- [REQUIREMENT]: Identify the lines bearing the string "Peak" and gather them.

%%

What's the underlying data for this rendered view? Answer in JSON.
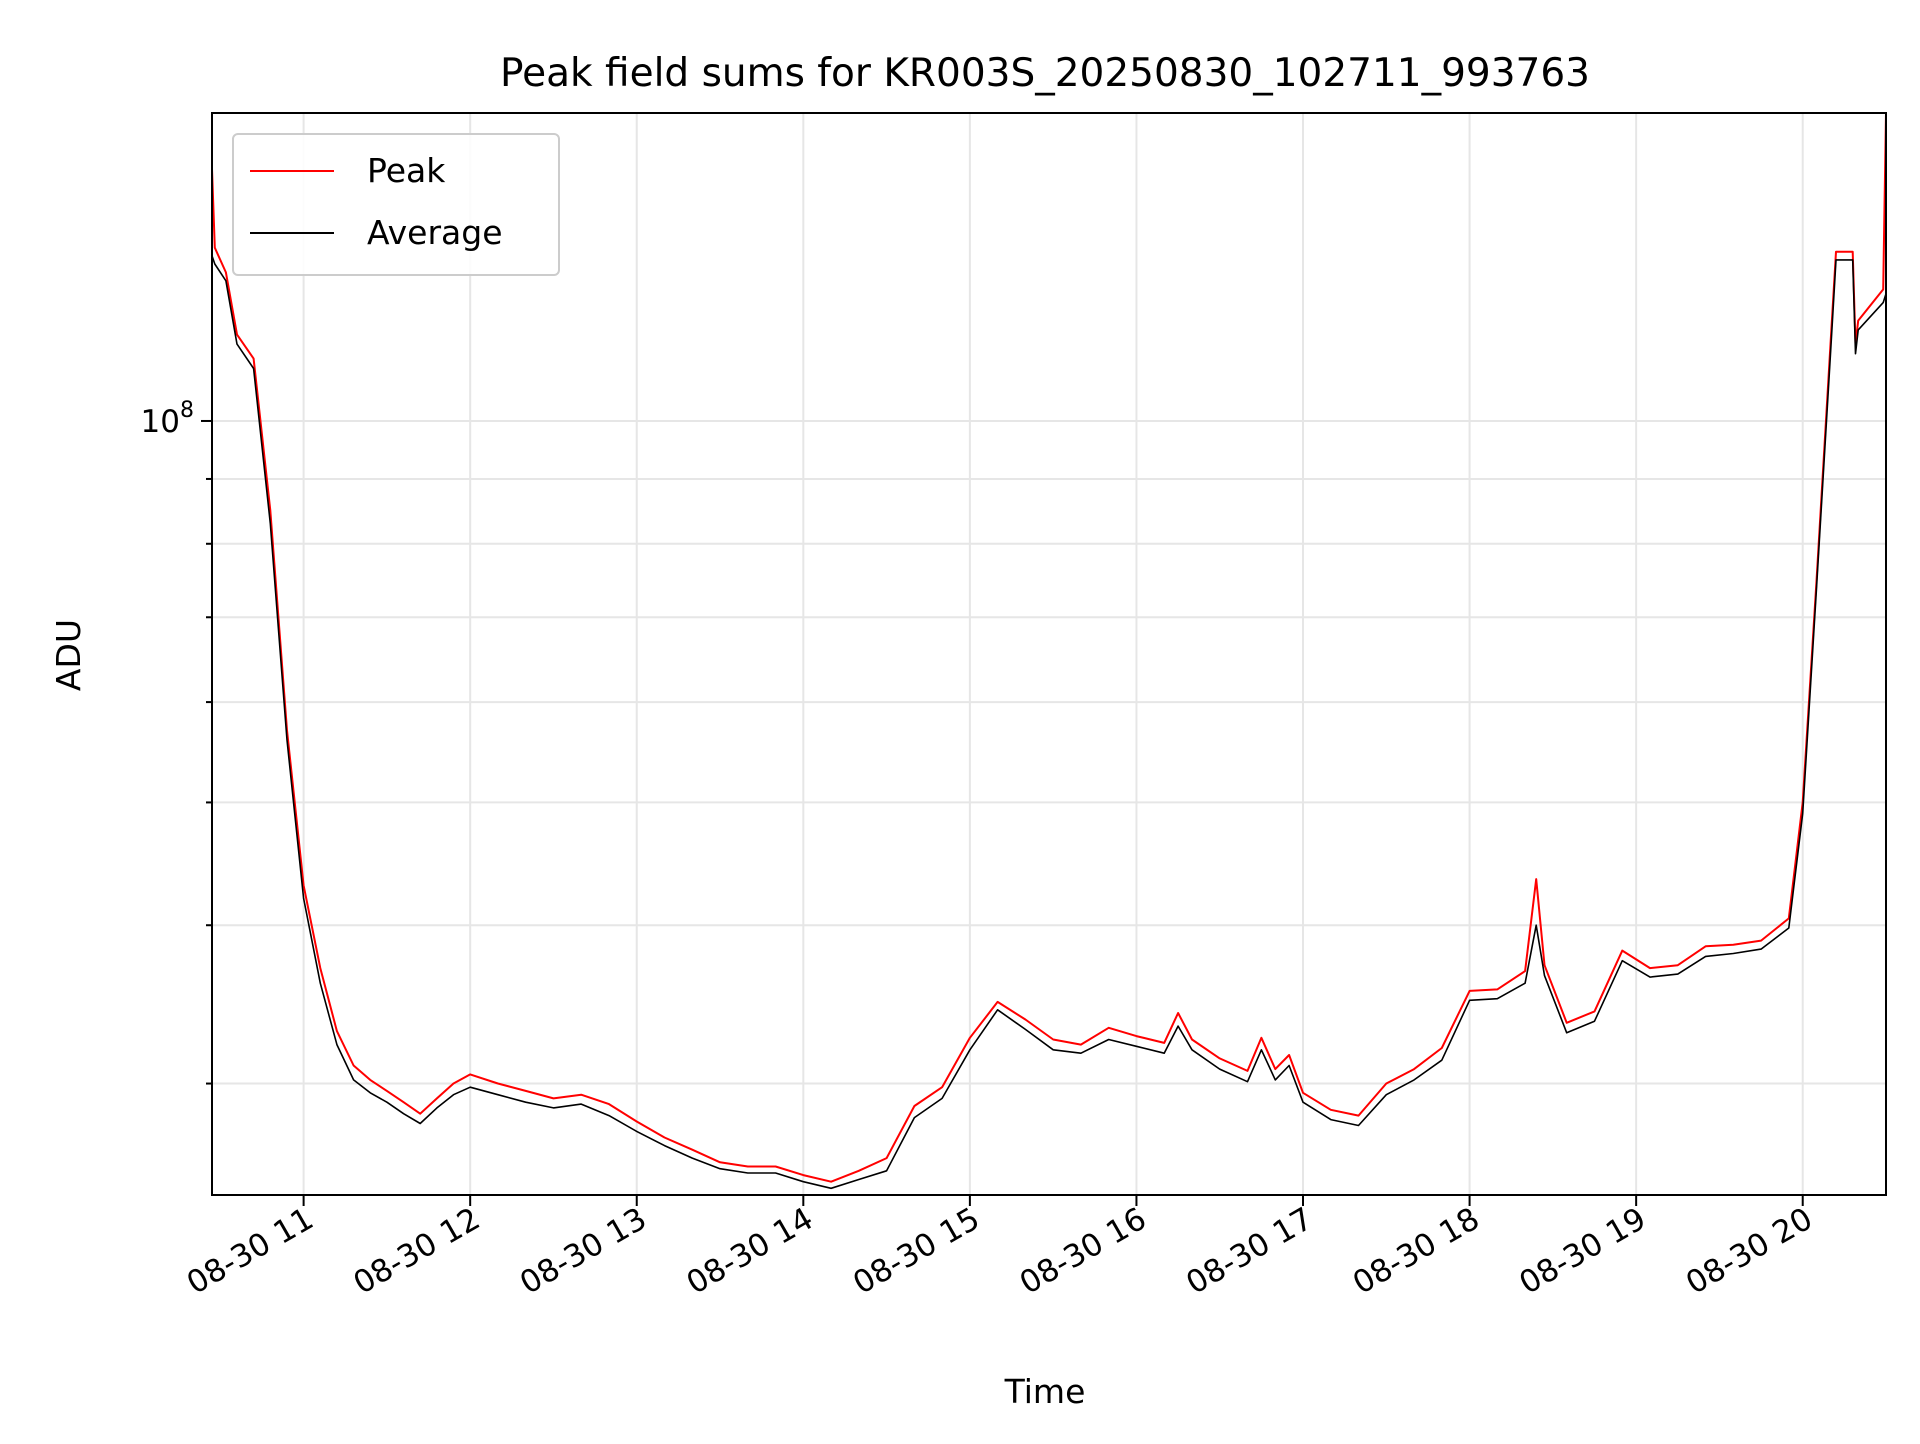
{
  "chart_data": {
    "type": "line",
    "title": "Peak field sums for KR003S_20250830_102711_993763",
    "xlabel": "Time",
    "ylabel": "ADU",
    "x_scale": "time",
    "y_scale": "log",
    "xlim": [
      "2025-08-30 10:27",
      "2025-08-30 20:30"
    ],
    "ylim": [
      24500000,
      175000000
    ],
    "x_ticks": [
      "08-30 11",
      "08-30 12",
      "08-30 13",
      "08-30 14",
      "08-30 15",
      "08-30 16",
      "08-30 17",
      "08-30 18",
      "08-30 19",
      "08-30 20"
    ],
    "y_ticks": [
      {
        "value": 100000000,
        "label_base": "10",
        "label_exp": "8"
      }
    ],
    "y_minor_ticks": [
      30000000,
      40000000,
      50000000,
      60000000,
      70000000,
      80000000,
      90000000
    ],
    "grid": true,
    "legend_position": "upper-left",
    "series": [
      {
        "name": "Peak",
        "color": "#ff0000",
        "points": [
          [
            "2025-08-30 10:27",
            158000000
          ],
          [
            "2025-08-30 10:28",
            137000000
          ],
          [
            "2025-08-30 10:32",
            131000000
          ],
          [
            "2025-08-30 10:36",
            117000000
          ],
          [
            "2025-08-30 10:42",
            112000000
          ],
          [
            "2025-08-30 10:48",
            85000000
          ],
          [
            "2025-08-30 10:54",
            57000000
          ],
          [
            "2025-08-30 11:00",
            43000000
          ],
          [
            "2025-08-30 11:06",
            37000000
          ],
          [
            "2025-08-30 11:12",
            33000000
          ],
          [
            "2025-08-30 11:18",
            31000000
          ],
          [
            "2025-08-30 11:24",
            30200000
          ],
          [
            "2025-08-30 11:30",
            29600000
          ],
          [
            "2025-08-30 11:36",
            29000000
          ],
          [
            "2025-08-30 11:42",
            28400000
          ],
          [
            "2025-08-30 11:48",
            29200000
          ],
          [
            "2025-08-30 11:54",
            30000000
          ],
          [
            "2025-08-30 12:00",
            30500000
          ],
          [
            "2025-08-30 12:10",
            30000000
          ],
          [
            "2025-08-30 12:20",
            29600000
          ],
          [
            "2025-08-30 12:30",
            29200000
          ],
          [
            "2025-08-30 12:40",
            29400000
          ],
          [
            "2025-08-30 12:50",
            28900000
          ],
          [
            "2025-08-30 13:00",
            28000000
          ],
          [
            "2025-08-30 13:10",
            27200000
          ],
          [
            "2025-08-30 13:20",
            26600000
          ],
          [
            "2025-08-30 13:30",
            26000000
          ],
          [
            "2025-08-30 13:40",
            25800000
          ],
          [
            "2025-08-30 13:50",
            25800000
          ],
          [
            "2025-08-30 14:00",
            25400000
          ],
          [
            "2025-08-30 14:10",
            25100000
          ],
          [
            "2025-08-30 14:20",
            25600000
          ],
          [
            "2025-08-30 14:30",
            26200000
          ],
          [
            "2025-08-30 14:40",
            28800000
          ],
          [
            "2025-08-30 14:50",
            29800000
          ],
          [
            "2025-08-30 15:00",
            32600000
          ],
          [
            "2025-08-30 15:10",
            34800000
          ],
          [
            "2025-08-30 15:20",
            33700000
          ],
          [
            "2025-08-30 15:30",
            32500000
          ],
          [
            "2025-08-30 15:40",
            32200000
          ],
          [
            "2025-08-30 15:50",
            33200000
          ],
          [
            "2025-08-30 16:00",
            32700000
          ],
          [
            "2025-08-30 16:10",
            32300000
          ],
          [
            "2025-08-30 16:15",
            34100000
          ],
          [
            "2025-08-30 16:20",
            32500000
          ],
          [
            "2025-08-30 16:30",
            31400000
          ],
          [
            "2025-08-30 16:40",
            30700000
          ],
          [
            "2025-08-30 16:45",
            32600000
          ],
          [
            "2025-08-30 16:50",
            30800000
          ],
          [
            "2025-08-30 16:55",
            31600000
          ],
          [
            "2025-08-30 17:00",
            29500000
          ],
          [
            "2025-08-30 17:10",
            28600000
          ],
          [
            "2025-08-30 17:20",
            28300000
          ],
          [
            "2025-08-30 17:30",
            30000000
          ],
          [
            "2025-08-30 17:40",
            30800000
          ],
          [
            "2025-08-30 17:50",
            32000000
          ],
          [
            "2025-08-30 18:00",
            35500000
          ],
          [
            "2025-08-30 18:10",
            35600000
          ],
          [
            "2025-08-30 18:20",
            36800000
          ],
          [
            "2025-08-30 18:24",
            43500000
          ],
          [
            "2025-08-30 18:27",
            37200000
          ],
          [
            "2025-08-30 18:35",
            33500000
          ],
          [
            "2025-08-30 18:45",
            34200000
          ],
          [
            "2025-08-30 18:55",
            38200000
          ],
          [
            "2025-08-30 19:05",
            37000000
          ],
          [
            "2025-08-30 19:15",
            37200000
          ],
          [
            "2025-08-30 19:25",
            38500000
          ],
          [
            "2025-08-30 19:35",
            38600000
          ],
          [
            "2025-08-30 19:45",
            38900000
          ],
          [
            "2025-08-30 19:55",
            40500000
          ],
          [
            "2025-08-30 20:00",
            50000000
          ],
          [
            "2025-08-30 20:05",
            75000000
          ],
          [
            "2025-08-30 20:10",
            115000000
          ],
          [
            "2025-08-30 20:12",
            136000000
          ],
          [
            "2025-08-30 20:18",
            136000000
          ],
          [
            "2025-08-30 20:19",
            115000000
          ],
          [
            "2025-08-30 20:20",
            120000000
          ],
          [
            "2025-08-30 20:29",
            127000000
          ],
          [
            "2025-08-30 20:30",
            175000000
          ]
        ]
      },
      {
        "name": "Average",
        "color": "#000000",
        "points": [
          [
            "2025-08-30 10:27",
            135000000
          ],
          [
            "2025-08-30 10:28",
            133000000
          ],
          [
            "2025-08-30 10:32",
            129000000
          ],
          [
            "2025-08-30 10:36",
            115000000
          ],
          [
            "2025-08-30 10:42",
            110000000
          ],
          [
            "2025-08-30 10:48",
            83000000
          ],
          [
            "2025-08-30 10:54",
            56000000
          ],
          [
            "2025-08-30 11:00",
            42000000
          ],
          [
            "2025-08-30 11:06",
            36000000
          ],
          [
            "2025-08-30 11:12",
            32200000
          ],
          [
            "2025-08-30 11:18",
            30200000
          ],
          [
            "2025-08-30 11:24",
            29500000
          ],
          [
            "2025-08-30 11:30",
            29000000
          ],
          [
            "2025-08-30 11:36",
            28400000
          ],
          [
            "2025-08-30 11:42",
            27900000
          ],
          [
            "2025-08-30 11:48",
            28700000
          ],
          [
            "2025-08-30 11:54",
            29400000
          ],
          [
            "2025-08-30 12:00",
            29800000
          ],
          [
            "2025-08-30 12:10",
            29400000
          ],
          [
            "2025-08-30 12:20",
            29000000
          ],
          [
            "2025-08-30 12:30",
            28700000
          ],
          [
            "2025-08-30 12:40",
            28900000
          ],
          [
            "2025-08-30 12:50",
            28300000
          ],
          [
            "2025-08-30 13:00",
            27500000
          ],
          [
            "2025-08-30 13:10",
            26800000
          ],
          [
            "2025-08-30 13:20",
            26200000
          ],
          [
            "2025-08-30 13:30",
            25700000
          ],
          [
            "2025-08-30 13:40",
            25500000
          ],
          [
            "2025-08-30 13:50",
            25500000
          ],
          [
            "2025-08-30 14:00",
            25100000
          ],
          [
            "2025-08-30 14:10",
            24800000
          ],
          [
            "2025-08-30 14:20",
            25200000
          ],
          [
            "2025-08-30 14:30",
            25600000
          ],
          [
            "2025-08-30 14:40",
            28200000
          ],
          [
            "2025-08-30 14:50",
            29200000
          ],
          [
            "2025-08-30 15:00",
            31900000
          ],
          [
            "2025-08-30 15:10",
            34300000
          ],
          [
            "2025-08-30 15:20",
            33100000
          ],
          [
            "2025-08-30 15:30",
            31900000
          ],
          [
            "2025-08-30 15:40",
            31700000
          ],
          [
            "2025-08-30 15:50",
            32500000
          ],
          [
            "2025-08-30 16:00",
            32100000
          ],
          [
            "2025-08-30 16:10",
            31700000
          ],
          [
            "2025-08-30 16:15",
            33300000
          ],
          [
            "2025-08-30 16:20",
            31900000
          ],
          [
            "2025-08-30 16:30",
            30800000
          ],
          [
            "2025-08-30 16:40",
            30100000
          ],
          [
            "2025-08-30 16:45",
            31900000
          ],
          [
            "2025-08-30 16:50",
            30200000
          ],
          [
            "2025-08-30 16:55",
            31000000
          ],
          [
            "2025-08-30 17:00",
            29000000
          ],
          [
            "2025-08-30 17:10",
            28100000
          ],
          [
            "2025-08-30 17:20",
            27800000
          ],
          [
            "2025-08-30 17:30",
            29400000
          ],
          [
            "2025-08-30 17:40",
            30200000
          ],
          [
            "2025-08-30 17:50",
            31300000
          ],
          [
            "2025-08-30 18:00",
            34900000
          ],
          [
            "2025-08-30 18:10",
            35000000
          ],
          [
            "2025-08-30 18:20",
            36000000
          ],
          [
            "2025-08-30 18:24",
            40000000
          ],
          [
            "2025-08-30 18:27",
            36500000
          ],
          [
            "2025-08-30 18:35",
            32900000
          ],
          [
            "2025-08-30 18:45",
            33600000
          ],
          [
            "2025-08-30 18:55",
            37500000
          ],
          [
            "2025-08-30 19:05",
            36400000
          ],
          [
            "2025-08-30 19:15",
            36600000
          ],
          [
            "2025-08-30 19:25",
            37800000
          ],
          [
            "2025-08-30 19:35",
            38000000
          ],
          [
            "2025-08-30 19:45",
            38300000
          ],
          [
            "2025-08-30 19:55",
            39800000
          ],
          [
            "2025-08-30 20:00",
            49000000
          ],
          [
            "2025-08-30 20:05",
            74000000
          ],
          [
            "2025-08-30 20:10",
            113000000
          ],
          [
            "2025-08-30 20:12",
            134000000
          ],
          [
            "2025-08-30 20:18",
            134000000
          ],
          [
            "2025-08-30 20:19",
            113000000
          ],
          [
            "2025-08-30 20:20",
            118000000
          ],
          [
            "2025-08-30 20:29",
            124000000
          ],
          [
            "2025-08-30 20:30",
            126000000
          ]
        ]
      }
    ]
  }
}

%%

- [FINISHED ANSWER]:
    "title": "Peak field sums for KR003S_20250830_102711_993763",
        "name": "Peak",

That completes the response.